What this task involves »
From the entries below, copy every line where the string "персоналу" appears.

Entries shown »
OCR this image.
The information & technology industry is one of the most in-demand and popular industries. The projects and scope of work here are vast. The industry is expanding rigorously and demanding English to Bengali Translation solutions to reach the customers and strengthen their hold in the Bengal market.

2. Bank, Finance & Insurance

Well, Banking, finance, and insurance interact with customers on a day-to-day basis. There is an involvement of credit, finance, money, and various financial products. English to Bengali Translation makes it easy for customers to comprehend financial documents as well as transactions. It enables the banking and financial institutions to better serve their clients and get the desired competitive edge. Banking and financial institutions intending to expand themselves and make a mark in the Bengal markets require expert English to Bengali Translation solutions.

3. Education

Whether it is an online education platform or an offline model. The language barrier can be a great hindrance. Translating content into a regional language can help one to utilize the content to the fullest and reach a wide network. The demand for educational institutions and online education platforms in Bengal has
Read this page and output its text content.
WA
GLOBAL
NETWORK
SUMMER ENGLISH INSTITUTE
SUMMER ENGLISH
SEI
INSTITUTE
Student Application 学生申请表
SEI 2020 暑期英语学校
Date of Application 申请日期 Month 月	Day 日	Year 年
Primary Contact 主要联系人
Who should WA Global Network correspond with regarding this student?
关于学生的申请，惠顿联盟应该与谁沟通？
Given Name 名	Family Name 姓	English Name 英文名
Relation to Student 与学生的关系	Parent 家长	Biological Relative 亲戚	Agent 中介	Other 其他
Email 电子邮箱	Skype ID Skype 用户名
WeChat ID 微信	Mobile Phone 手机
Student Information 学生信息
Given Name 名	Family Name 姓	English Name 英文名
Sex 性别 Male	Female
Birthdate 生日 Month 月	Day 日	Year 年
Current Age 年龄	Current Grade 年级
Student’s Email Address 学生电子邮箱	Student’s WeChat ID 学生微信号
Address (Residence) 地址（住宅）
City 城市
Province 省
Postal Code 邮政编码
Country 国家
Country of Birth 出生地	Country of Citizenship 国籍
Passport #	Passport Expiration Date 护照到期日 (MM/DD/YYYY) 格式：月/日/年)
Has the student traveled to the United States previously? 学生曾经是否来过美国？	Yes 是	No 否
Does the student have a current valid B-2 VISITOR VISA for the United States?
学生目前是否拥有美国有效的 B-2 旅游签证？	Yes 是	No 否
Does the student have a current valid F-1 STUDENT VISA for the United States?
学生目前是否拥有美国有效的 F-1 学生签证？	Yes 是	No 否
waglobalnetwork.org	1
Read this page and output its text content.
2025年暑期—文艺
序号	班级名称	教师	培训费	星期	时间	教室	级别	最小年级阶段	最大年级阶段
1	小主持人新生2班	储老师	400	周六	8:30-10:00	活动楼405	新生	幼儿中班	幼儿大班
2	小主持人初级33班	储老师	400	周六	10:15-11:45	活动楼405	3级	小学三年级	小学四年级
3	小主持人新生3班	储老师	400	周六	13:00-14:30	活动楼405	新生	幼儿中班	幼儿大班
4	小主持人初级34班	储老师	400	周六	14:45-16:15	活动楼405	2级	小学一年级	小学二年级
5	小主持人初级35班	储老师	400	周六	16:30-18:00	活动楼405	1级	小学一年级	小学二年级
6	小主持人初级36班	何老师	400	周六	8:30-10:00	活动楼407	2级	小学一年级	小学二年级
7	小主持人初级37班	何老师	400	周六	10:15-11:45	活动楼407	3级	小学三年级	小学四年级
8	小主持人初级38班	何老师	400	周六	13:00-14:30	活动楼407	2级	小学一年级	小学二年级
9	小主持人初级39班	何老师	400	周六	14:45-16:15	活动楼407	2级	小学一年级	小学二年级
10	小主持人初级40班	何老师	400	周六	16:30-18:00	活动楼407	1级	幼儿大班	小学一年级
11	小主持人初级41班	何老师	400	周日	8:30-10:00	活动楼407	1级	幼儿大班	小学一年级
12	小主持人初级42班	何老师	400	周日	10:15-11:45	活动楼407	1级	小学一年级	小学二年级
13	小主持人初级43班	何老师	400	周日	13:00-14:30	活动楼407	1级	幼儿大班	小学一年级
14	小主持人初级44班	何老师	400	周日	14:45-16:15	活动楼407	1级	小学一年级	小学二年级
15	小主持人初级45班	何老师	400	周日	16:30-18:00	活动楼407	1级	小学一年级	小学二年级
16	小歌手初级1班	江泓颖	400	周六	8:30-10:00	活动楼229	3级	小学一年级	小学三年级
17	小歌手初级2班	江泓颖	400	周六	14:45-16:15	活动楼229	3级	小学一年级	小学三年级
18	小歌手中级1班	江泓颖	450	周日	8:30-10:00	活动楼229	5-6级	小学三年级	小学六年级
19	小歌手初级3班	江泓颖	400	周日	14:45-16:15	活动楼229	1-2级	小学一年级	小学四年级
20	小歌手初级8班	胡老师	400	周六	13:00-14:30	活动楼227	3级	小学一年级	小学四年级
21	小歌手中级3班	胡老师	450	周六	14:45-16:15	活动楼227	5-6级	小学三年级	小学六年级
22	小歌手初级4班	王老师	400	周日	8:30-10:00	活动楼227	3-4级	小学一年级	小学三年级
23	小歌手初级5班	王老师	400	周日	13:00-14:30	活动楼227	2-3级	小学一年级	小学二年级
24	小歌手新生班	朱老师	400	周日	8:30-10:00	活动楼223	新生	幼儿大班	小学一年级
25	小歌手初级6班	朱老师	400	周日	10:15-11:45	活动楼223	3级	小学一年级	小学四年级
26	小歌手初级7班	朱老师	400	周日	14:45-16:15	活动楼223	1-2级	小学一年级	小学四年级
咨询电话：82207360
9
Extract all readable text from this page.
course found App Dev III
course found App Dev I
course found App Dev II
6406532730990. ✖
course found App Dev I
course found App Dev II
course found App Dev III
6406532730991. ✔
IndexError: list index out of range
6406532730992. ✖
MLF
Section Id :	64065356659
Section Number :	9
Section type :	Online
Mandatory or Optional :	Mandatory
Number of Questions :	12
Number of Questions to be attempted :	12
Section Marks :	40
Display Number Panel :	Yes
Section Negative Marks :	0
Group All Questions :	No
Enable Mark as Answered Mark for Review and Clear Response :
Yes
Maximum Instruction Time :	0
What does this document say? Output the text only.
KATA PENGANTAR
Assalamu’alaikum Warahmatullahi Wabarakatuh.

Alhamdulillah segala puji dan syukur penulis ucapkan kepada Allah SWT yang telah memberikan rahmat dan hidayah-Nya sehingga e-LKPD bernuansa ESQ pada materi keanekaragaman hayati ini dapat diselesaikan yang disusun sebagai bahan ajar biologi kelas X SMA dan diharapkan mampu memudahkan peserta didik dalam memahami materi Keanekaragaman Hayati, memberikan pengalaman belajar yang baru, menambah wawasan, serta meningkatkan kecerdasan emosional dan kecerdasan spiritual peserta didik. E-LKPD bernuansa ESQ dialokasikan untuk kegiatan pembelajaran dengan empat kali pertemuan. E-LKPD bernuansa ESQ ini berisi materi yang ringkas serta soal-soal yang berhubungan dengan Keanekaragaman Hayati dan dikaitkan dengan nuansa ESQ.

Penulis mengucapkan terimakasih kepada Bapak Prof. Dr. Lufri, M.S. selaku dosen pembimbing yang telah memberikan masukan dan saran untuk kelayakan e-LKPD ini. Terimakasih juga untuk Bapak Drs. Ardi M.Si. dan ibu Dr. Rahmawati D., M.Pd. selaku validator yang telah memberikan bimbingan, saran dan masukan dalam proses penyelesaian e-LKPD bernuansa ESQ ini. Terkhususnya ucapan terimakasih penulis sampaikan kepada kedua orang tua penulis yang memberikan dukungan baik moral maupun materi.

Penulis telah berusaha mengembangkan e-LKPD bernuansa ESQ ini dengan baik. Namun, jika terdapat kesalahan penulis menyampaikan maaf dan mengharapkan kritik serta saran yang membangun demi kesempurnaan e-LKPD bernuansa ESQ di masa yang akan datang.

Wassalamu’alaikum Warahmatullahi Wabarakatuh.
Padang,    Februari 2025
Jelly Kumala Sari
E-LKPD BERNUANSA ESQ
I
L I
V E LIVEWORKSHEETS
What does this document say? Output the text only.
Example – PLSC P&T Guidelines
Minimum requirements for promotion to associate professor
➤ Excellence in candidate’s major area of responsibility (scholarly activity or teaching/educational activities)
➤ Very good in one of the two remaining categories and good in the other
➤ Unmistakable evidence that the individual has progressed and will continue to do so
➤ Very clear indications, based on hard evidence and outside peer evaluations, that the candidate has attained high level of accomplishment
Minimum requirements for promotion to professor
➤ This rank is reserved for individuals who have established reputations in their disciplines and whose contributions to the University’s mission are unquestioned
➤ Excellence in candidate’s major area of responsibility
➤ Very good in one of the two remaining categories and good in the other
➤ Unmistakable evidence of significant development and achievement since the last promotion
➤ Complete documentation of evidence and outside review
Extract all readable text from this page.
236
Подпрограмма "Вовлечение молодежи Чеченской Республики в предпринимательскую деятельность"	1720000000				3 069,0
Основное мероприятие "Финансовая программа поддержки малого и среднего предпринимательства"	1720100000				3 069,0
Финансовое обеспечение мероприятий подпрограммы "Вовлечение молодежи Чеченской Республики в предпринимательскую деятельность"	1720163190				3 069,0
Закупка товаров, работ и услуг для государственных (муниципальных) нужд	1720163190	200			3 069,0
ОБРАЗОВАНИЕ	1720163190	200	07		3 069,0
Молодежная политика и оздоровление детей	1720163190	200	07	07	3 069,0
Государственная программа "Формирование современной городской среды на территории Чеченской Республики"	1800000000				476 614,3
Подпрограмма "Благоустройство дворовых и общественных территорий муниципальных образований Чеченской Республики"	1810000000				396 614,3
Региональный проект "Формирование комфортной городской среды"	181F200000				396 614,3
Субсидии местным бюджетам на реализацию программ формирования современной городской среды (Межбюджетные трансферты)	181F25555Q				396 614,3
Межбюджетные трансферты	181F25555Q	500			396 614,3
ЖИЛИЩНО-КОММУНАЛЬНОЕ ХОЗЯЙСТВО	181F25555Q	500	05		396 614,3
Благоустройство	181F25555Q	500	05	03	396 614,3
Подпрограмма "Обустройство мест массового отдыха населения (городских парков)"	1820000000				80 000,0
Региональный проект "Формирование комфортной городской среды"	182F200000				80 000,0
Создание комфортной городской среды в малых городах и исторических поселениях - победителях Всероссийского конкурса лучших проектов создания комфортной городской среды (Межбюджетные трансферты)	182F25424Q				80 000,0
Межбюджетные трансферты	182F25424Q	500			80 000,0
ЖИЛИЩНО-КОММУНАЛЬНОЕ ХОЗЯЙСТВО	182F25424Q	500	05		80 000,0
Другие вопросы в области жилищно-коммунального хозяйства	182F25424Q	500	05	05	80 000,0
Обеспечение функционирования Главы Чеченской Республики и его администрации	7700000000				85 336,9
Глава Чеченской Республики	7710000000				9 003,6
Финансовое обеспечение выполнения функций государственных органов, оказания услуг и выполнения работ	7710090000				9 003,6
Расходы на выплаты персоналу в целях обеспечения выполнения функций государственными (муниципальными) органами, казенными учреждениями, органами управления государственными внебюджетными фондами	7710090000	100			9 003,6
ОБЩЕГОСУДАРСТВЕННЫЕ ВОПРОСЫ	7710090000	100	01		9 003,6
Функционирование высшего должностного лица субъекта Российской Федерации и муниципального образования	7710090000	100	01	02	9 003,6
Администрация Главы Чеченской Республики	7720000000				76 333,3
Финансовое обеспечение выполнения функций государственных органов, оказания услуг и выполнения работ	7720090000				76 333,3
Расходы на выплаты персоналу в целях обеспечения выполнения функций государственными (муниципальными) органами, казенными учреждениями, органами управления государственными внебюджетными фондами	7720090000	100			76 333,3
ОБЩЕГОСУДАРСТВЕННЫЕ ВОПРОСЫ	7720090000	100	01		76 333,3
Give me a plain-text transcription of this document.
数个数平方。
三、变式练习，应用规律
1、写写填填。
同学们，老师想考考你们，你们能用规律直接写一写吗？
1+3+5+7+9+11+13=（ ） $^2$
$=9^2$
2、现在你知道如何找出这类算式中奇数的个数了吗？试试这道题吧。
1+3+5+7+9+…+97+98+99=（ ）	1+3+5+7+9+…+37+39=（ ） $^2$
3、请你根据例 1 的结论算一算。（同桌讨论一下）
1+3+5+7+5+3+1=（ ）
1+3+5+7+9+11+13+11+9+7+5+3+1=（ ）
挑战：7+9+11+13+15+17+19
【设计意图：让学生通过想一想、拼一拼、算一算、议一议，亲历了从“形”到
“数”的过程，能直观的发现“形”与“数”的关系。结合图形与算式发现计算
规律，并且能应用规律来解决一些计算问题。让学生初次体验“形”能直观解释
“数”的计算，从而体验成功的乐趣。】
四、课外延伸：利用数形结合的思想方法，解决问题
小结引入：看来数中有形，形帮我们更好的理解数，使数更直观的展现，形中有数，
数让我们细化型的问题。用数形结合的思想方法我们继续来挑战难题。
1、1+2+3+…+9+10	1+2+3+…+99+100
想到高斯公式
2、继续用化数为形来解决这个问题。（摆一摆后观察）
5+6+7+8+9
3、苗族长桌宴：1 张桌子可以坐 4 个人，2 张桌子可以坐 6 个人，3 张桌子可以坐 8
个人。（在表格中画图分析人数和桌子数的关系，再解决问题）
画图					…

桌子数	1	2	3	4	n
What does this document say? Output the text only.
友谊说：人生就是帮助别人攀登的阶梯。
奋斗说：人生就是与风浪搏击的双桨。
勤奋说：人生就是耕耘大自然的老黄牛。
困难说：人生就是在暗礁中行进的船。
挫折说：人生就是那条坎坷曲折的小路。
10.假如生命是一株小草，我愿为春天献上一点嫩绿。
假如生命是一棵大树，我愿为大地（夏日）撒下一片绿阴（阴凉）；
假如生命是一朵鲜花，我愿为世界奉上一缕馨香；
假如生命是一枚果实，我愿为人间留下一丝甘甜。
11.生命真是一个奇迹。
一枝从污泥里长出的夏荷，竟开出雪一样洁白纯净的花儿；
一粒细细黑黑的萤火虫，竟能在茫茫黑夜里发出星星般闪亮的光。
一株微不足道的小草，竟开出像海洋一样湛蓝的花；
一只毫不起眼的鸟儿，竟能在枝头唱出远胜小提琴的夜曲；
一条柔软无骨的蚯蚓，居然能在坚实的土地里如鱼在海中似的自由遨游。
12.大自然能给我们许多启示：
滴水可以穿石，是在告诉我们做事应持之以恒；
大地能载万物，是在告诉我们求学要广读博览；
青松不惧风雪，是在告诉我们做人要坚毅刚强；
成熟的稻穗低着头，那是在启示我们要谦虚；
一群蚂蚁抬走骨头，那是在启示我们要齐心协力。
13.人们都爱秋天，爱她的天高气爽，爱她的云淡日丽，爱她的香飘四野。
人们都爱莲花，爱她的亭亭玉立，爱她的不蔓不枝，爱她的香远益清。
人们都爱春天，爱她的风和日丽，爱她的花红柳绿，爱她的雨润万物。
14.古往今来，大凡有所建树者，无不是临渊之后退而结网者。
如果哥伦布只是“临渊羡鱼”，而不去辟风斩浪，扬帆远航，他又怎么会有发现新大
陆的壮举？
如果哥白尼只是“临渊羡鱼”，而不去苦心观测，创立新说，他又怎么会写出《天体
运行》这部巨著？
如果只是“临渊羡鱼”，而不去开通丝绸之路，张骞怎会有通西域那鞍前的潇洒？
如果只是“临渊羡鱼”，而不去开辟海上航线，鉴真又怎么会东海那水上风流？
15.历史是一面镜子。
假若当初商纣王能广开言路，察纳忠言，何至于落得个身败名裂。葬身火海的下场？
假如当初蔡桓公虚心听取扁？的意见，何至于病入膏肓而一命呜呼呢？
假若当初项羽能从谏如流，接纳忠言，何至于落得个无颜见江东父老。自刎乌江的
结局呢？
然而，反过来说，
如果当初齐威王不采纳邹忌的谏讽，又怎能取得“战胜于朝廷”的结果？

The output »
Расходы на выплаты персоналу в целях обеспечения выполнения функций государственными (муниципальными) органами, казенными учреждениями, органами управления государственными внебюджетными фондами	7710090000	100			9 003,6
Расходы на выплаты персоналу в целях обеспечения выполнения функций государственными (муниципальными) органами, казенными учреждениями, органами управления государственными внебюджетными фондами	7720090000	100			76 333,3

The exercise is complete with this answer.